## CONSIGNE
Écrivez la suite du texte ci-dessous sur l'origine des éléments chimiques, en partant de sa dernière phrase.

## PASSAGE CHOISI
⁂

Un niveau d'organisation : les éléments chimiques
Introduction :
Depuis Aristote et jusqu’au XIXe siècle, les savants croyaient savoir que la matière était constituée d’eau, de terre, de feu et d’air. Cependant, dès 450 avant J.-C., l’idée que la matière est constituée d’éléments indivisibles, appelés alors « atomos » est émise ; à l’image d’une étendue de sable, formant un tout de loin, mais en réalité constituée d’une multitude de petits grains semblant invisibles.
Ce n’est qu’à partir du début du XIXe siècle que les scientifiques définissent que la matière qui nous entoure, les objets, les planètes, les étoiles, l’Univers tout entier sont constitués d’éléments chimiques.
Comment peut-on expliquer l’origine de ces éléments chimiques dans l’Univers ? Ces éléments chimiques étant composés des mêmes « briques » dont seul le nombre varie, comment les désintégrations expliquent-elles la formation de ces éléments ?

⁂

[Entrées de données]
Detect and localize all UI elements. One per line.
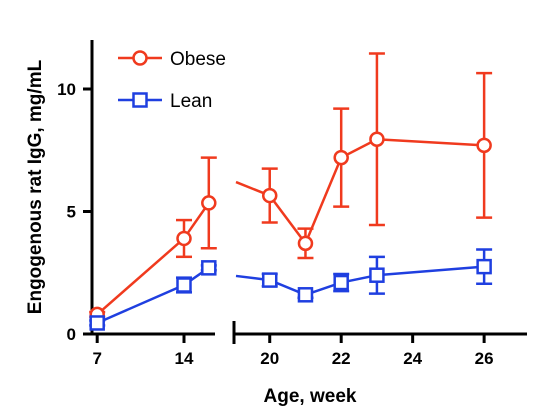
data-point-lean bbox=[261, 272, 278, 288]
x-tick-label: 7 bbox=[92, 349, 101, 368]
series-line-lean bbox=[96, 265, 215, 325]
data-point-obese bbox=[176, 230, 192, 247]
data-point-obese bbox=[476, 137, 492, 154]
data-point-obese bbox=[369, 131, 385, 147]
x-tick-label: 20 bbox=[260, 349, 279, 368]
x-tick-label: 24 bbox=[403, 349, 422, 368]
data-point-lean bbox=[476, 258, 492, 275]
series bbox=[89, 52, 493, 331]
data-point-lean bbox=[333, 274, 349, 291]
data-point-lean bbox=[297, 287, 314, 303]
legend-marker-obese bbox=[132, 50, 148, 66]
data-point-lean bbox=[176, 277, 192, 293]
y-tick-label: 10 bbox=[57, 80, 76, 99]
data-point-obese bbox=[261, 187, 278, 204]
legend: Obese Lean bbox=[118, 49, 226, 112]
legend-label-obese: Obese bbox=[170, 49, 226, 70]
y-tick-label: 0 bbox=[67, 325, 76, 344]
data-point-lean bbox=[369, 267, 385, 283]
y-tick-label: 5 bbox=[67, 203, 76, 222]
series-obese bbox=[89, 52, 493, 323]
y-ticks: 0 5 10 bbox=[57, 80, 92, 344]
data-point-obese bbox=[201, 195, 217, 211]
series-lean bbox=[89, 248, 493, 331]
data-point-obese bbox=[333, 149, 349, 166]
legend-marker-lean bbox=[132, 92, 148, 108]
x-tick-label: 26 bbox=[475, 349, 494, 368]
x-ticks: 7 14 20 22 24 26 bbox=[92, 334, 494, 368]
x-tick-label: 22 bbox=[332, 349, 351, 368]
data-point-obese bbox=[297, 235, 314, 252]
x-tick-label: 14 bbox=[175, 349, 194, 368]
x-axis-title: Age, week bbox=[264, 386, 357, 407]
data-point-lean bbox=[201, 260, 217, 276]
data-point-lean bbox=[89, 315, 105, 331]
y-axis-title: Engogenous rat IgG, mg/mL bbox=[25, 59, 46, 314]
legend-label-lean: Lean bbox=[170, 91, 212, 112]
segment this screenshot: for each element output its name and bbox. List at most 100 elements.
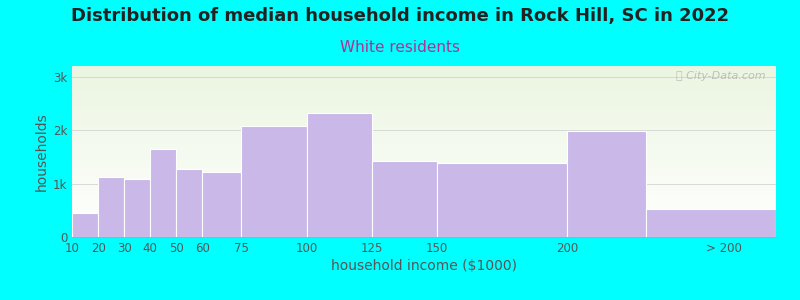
Bar <box>72 146 776 147</box>
Bar <box>72 129 776 130</box>
Bar <box>72 216 776 217</box>
Bar <box>72 96 776 97</box>
Bar <box>72 76 776 77</box>
Bar <box>72 233 776 234</box>
Bar <box>372 160 437 237</box>
Bar <box>72 68 776 69</box>
Bar <box>72 122 776 123</box>
Bar <box>72 212 776 213</box>
Bar <box>72 67 776 68</box>
Bar <box>72 116 776 117</box>
Bar <box>72 94 776 95</box>
Bar <box>72 225 776 226</box>
Bar <box>72 185 776 186</box>
Bar <box>72 84 776 85</box>
Bar <box>72 72 776 73</box>
Bar <box>72 156 776 157</box>
Bar <box>72 180 776 181</box>
Bar <box>72 147 776 148</box>
Bar <box>72 149 776 150</box>
Bar <box>72 144 776 145</box>
Bar <box>72 135 776 136</box>
Bar <box>72 177 776 178</box>
Bar <box>72 128 776 129</box>
Bar <box>72 98 776 99</box>
Bar <box>72 173 776 174</box>
Bar <box>72 178 776 179</box>
Bar <box>72 117 776 118</box>
Bar <box>72 152 776 153</box>
Bar <box>72 124 776 125</box>
Bar <box>72 95 776 96</box>
Bar <box>72 82 776 83</box>
Bar <box>72 102 776 103</box>
Bar <box>72 200 776 201</box>
Bar <box>72 158 776 159</box>
Bar <box>72 203 776 204</box>
Bar <box>72 111 776 112</box>
X-axis label: household income ($1000): household income ($1000) <box>331 259 517 273</box>
Bar <box>72 123 776 124</box>
Bar <box>72 188 776 189</box>
Bar <box>72 112 776 113</box>
Bar <box>72 140 776 141</box>
Bar <box>72 165 776 166</box>
Bar <box>72 193 776 194</box>
Bar <box>72 229 776 230</box>
Bar <box>124 179 150 237</box>
Bar <box>72 139 776 140</box>
Bar <box>72 75 776 76</box>
Bar <box>72 131 776 132</box>
Bar <box>72 202 776 203</box>
Bar <box>72 106 776 107</box>
Bar <box>72 110 776 111</box>
Bar <box>72 136 776 137</box>
Bar <box>72 208 776 209</box>
Bar <box>72 153 776 154</box>
Bar <box>72 211 776 212</box>
Bar <box>72 228 776 229</box>
Bar <box>72 175 776 176</box>
Bar <box>72 105 776 106</box>
Bar <box>72 221 776 222</box>
Bar <box>646 209 776 237</box>
Bar <box>72 236 776 237</box>
Bar <box>72 125 776 126</box>
Bar <box>72 161 776 162</box>
Bar <box>72 231 776 232</box>
Bar <box>72 217 776 218</box>
Bar <box>72 150 776 151</box>
Bar <box>72 227 776 228</box>
Bar <box>72 195 776 196</box>
Bar <box>72 133 776 134</box>
Bar <box>72 209 776 210</box>
Bar <box>72 169 776 170</box>
Bar <box>72 170 776 171</box>
Bar <box>72 192 776 193</box>
Bar <box>72 210 776 211</box>
Bar <box>72 126 776 127</box>
Bar <box>202 172 242 237</box>
Bar <box>72 235 776 236</box>
Bar <box>72 168 776 169</box>
Text: ⓘ City-Data.com: ⓘ City-Data.com <box>676 71 766 81</box>
Bar <box>72 103 776 104</box>
Bar <box>72 154 776 155</box>
Bar <box>72 215 776 216</box>
Bar <box>72 70 776 71</box>
Bar <box>72 100 776 101</box>
Bar <box>72 171 776 172</box>
Bar <box>72 81 776 82</box>
Bar <box>72 184 776 185</box>
Bar <box>72 142 776 143</box>
Bar <box>72 86 776 87</box>
Bar <box>72 108 776 109</box>
Bar <box>72 205 776 206</box>
Bar <box>72 157 776 158</box>
Bar <box>72 230 776 231</box>
Bar <box>72 132 776 133</box>
Bar <box>72 201 776 202</box>
Bar <box>242 126 306 237</box>
Bar <box>72 101 776 102</box>
Bar <box>72 199 776 200</box>
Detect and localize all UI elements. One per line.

⁂

## RÉPONSE
Pour répondre à cette question, nous étudierons les différences de composition de la matière entre les étoiles et la Terre, puis nous étudierons des réactions nucléaires pour comprendre l’origine et la diversité des atomes. Enfin, nous verrons comment la radioactivité permet une datation.
Composition de la matière en éléments chimiques
Composition de la matière en éléments chimiques
Composition d’un atome
Composition d’un atome
On a vu en classe de seconde que l’atome est constitué d’un noyau central, lequel contient des protons (charge positive) et des neutrons (sans charge). Autour de ce noyau gravitent des électrons (charge négative).
Dans le cas d’un atome, le nombre de protons (numéro atomique) est égal au nombre d’électrons. Si ces deux nombres sont différents, on parle alors d’ions (« cations » quand ils sont positifs, « anions » quand ils sont négatifs).
Un élément chimique est caractérisé par son numéro atomique ($\text Z$) et représenté par son symbole chimique comportant une lettre majuscule éventuellement suivie d’une lettre minuscule. Il ne tient pas compte du nombre d’électrons.
L’ensemble de la matière existante est constitué d’éléments chimiques plus ou moins variés.
Les entités chimiques (atomes, ions) ayant le même nombre de protons dans leur noyau sont des « formes » différentes d’un même élément chimique.
Par exemple, $\text{Cu}$ et $\text{Cu}^{2+}$ sont deux entités chimiques issues de l’élément cuivre. Ces entités chimiques sont réparties différemment dans l’Univers selon la nature du milieu (étoiles, planètes…).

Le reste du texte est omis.